▶ _What to work on_
Will you write out the data exactly, excluding every picture?

▶ _Listed records_
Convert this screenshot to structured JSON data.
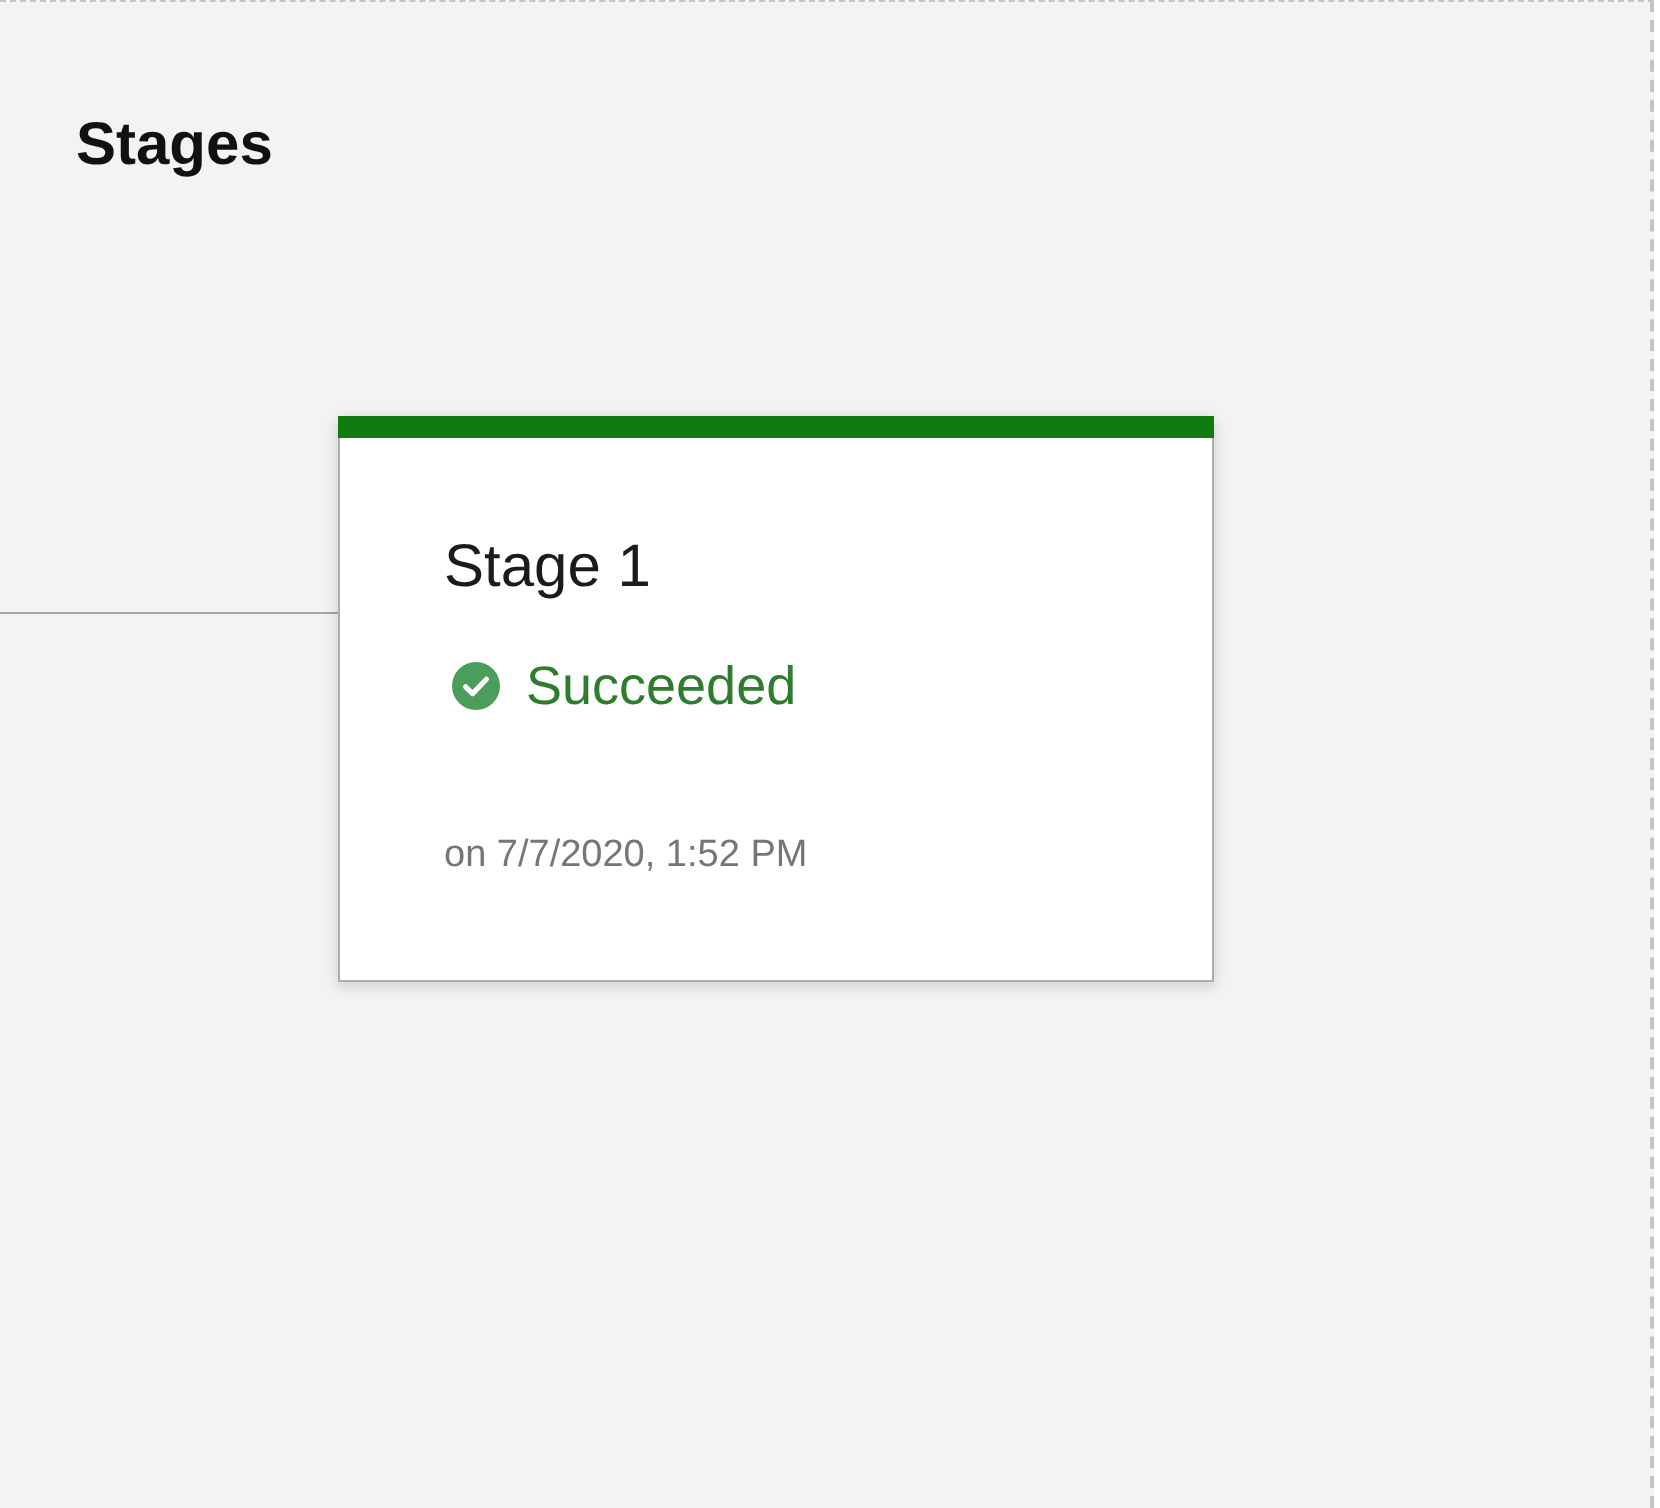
{
  "section": {
    "title": "Stages"
  },
  "stages": [
    {
      "name": "Stage 1",
      "status": {
        "kind": "succeeded",
        "label": "Succeeded"
      },
      "timestamp": "on 7/7/2020, 1:52 PM"
    }
  ]
}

▶ _Task result_
Convert this screenshot to structured JSON data.
{
  "section": {
    "title": "Stages"
  },
  "stages": [
    {
      "name": "Stage 1",
      "status": {
        "kind": "succeeded",
        "label": "Succeeded"
      },
      "timestamp": "on 7/7/2020, 1:52 PM"
    }
  ]
}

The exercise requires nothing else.